Dataset items
########################################

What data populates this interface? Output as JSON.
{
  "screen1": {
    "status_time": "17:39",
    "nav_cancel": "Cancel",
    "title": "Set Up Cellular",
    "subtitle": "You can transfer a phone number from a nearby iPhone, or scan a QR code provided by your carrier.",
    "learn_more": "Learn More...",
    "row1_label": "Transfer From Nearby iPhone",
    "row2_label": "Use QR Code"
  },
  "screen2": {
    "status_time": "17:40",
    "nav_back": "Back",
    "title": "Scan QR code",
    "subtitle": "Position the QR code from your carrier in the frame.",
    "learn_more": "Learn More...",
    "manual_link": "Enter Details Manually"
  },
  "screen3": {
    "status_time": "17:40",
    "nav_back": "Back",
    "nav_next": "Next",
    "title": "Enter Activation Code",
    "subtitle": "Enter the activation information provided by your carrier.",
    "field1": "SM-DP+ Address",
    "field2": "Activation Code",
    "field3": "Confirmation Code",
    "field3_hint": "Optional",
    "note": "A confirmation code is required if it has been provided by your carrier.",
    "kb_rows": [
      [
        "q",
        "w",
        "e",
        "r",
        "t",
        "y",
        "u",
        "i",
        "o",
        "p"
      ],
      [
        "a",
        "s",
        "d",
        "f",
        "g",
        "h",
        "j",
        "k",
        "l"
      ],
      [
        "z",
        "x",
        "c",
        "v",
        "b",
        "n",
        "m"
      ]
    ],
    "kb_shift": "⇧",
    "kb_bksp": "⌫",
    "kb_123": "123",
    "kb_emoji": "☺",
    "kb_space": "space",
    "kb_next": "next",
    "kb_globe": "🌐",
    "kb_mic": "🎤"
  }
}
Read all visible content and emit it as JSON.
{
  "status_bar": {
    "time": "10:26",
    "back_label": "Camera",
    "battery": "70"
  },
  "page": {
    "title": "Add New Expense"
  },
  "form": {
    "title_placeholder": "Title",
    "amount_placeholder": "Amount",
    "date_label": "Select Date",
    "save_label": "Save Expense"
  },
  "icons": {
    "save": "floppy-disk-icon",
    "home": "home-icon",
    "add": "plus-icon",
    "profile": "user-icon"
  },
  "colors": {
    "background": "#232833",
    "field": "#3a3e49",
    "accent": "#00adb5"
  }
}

########################################

• [What the task asks]:
Copy each line of the data above without altering a single character.

• [Written answer]:
What data populates this interface? Output as JSON.
{
  "screen1": {
    "status_time": "17:39",
    "nav_cancel": "Cancel",
    "title": "Set Up Cellular",
    "subtitle": "You can transfer a phone number from a nearby iPhone, or scan a QR code provided by your carrier.",
    "learn_more": "Learn More...",
    "row1_label": "Transfer From Nearby iPhone",
    "row2_label": "Use QR Code"
  },
  "screen2": {
    "status_time": "17:40",
    "nav_back": "Back",
    "title": "Scan QR code",
    "subtitle": "Position the QR code from your carrier in the frame.",
    "learn_more": "Learn More...",
    "manual_link": "Enter Details Manually"
  },
  "screen3": {
    "status_time": "17:40",
    "nav_back": "Back",
    "nav_next": "Next",
    "title": "Enter Activation Code",
    "subtitle": "Enter the activation information provided by your carrier.",
    "field1": "SM-DP+ Address",
    "field2": "Activation Code",
    "field3": "Confirmation Code",
    "field3_hint": "Optional",
    "note": "A confirmation code is required if it has been provided by your carrier.",
    "kb_rows": [
      [
        "q",
        "w",
        "e",
        "r",
        "t",
        "y",
        "u",
        "i",
        "o",
        "p"
      ],
      [
        "a",
        "s",
        "d",
        "f",
        "g",
        "h",
        "j",
        "k",
        "l"
      ],
      [
        "z",
        "x",
        "c",
        "v",
        "b",
        "n",
        "m"
      ]
    ],
    "kb_shift": "⇧",
    "kb_bksp": "⌫",
    "kb_123": "123",
    "kb_emoji": "☺",
    "kb_space": "space",
    "kb_next": "next",
    "kb_globe": "🌐",
    "kb_mic": "🎤"
  }
}
Read all visible content and emit it as JSON.
{
  "status_bar": {
    "time": "10:26",
    "back_label": "Camera",
    "battery": "70"
  },
  "page": {
    "title": "Add New Expense"
  },
  "form": {
    "title_placeholder": "Title",
    "amount_placeholder": "Amount",
    "date_label": "Select Date",
    "save_label": "Save Expense"
  },
  "icons": {
    "save": "floppy-disk-icon",
    "home": "home-icon",
    "add": "plus-icon",
    "profile": "user-icon"
  },
  "colors": {
    "background": "#232833",
    "field": "#3a3e49",
    "accent": "#00adb5"
  }
}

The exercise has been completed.